Collected data entries
>>>>
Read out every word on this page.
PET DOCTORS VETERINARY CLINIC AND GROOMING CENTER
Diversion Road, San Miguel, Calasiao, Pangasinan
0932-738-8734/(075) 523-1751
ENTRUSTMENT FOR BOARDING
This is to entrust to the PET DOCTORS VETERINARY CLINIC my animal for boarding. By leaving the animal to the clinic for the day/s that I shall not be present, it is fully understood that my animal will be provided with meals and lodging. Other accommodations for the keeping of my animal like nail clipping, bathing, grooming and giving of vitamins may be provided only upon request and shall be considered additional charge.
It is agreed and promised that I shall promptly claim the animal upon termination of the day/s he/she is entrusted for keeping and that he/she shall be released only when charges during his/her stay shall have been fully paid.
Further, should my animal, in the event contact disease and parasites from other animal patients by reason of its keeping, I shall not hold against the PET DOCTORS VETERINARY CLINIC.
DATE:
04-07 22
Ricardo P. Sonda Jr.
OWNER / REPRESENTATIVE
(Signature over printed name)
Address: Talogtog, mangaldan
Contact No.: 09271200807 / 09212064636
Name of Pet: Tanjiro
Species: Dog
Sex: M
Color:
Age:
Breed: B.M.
<<<<
WHAT YOU ARE ASKED TO DO:
The data given above must be transcribed exactly and completely.

SOLUTION TO THE EXERCISE:
Read out every word on this page.
PET DOCTORS VETERINARY CLINIC AND GROOMING CENTER
Diversion Road, San Miguel, Calasiao, Pangasinan
0932-738-8734/(075) 523-1751
ENTRUSTMENT FOR BOARDING
This is to entrust to the PET DOCTORS VETERINARY CLINIC my animal for boarding. By leaving the animal to the clinic for the day/s that I shall not be present, it is fully understood that my animal will be provided with meals and lodging. Other accommodations for the keeping of my animal like nail clipping, bathing, grooming and giving of vitamins may be provided only upon request and shall be considered additional charge.
It is agreed and promised that I shall promptly claim the animal upon termination of the day/s he/she is entrusted for keeping and that he/she shall be released only when charges during his/her stay shall have been fully paid.
Further, should my animal, in the event contact disease and parasites from other animal patients by reason of its keeping, I shall not hold against the PET DOCTORS VETERINARY CLINIC.
DATE:
04-07 22
Ricardo P. Sonda Jr.
OWNER / REPRESENTATIVE
(Signature over printed name)
Address: Talogtog, mangaldan
Contact No.: 09271200807 / 09212064636
Name of Pet: Tanjiro
Species: Dog
Sex: M
Color:
Age:
Breed: B.M.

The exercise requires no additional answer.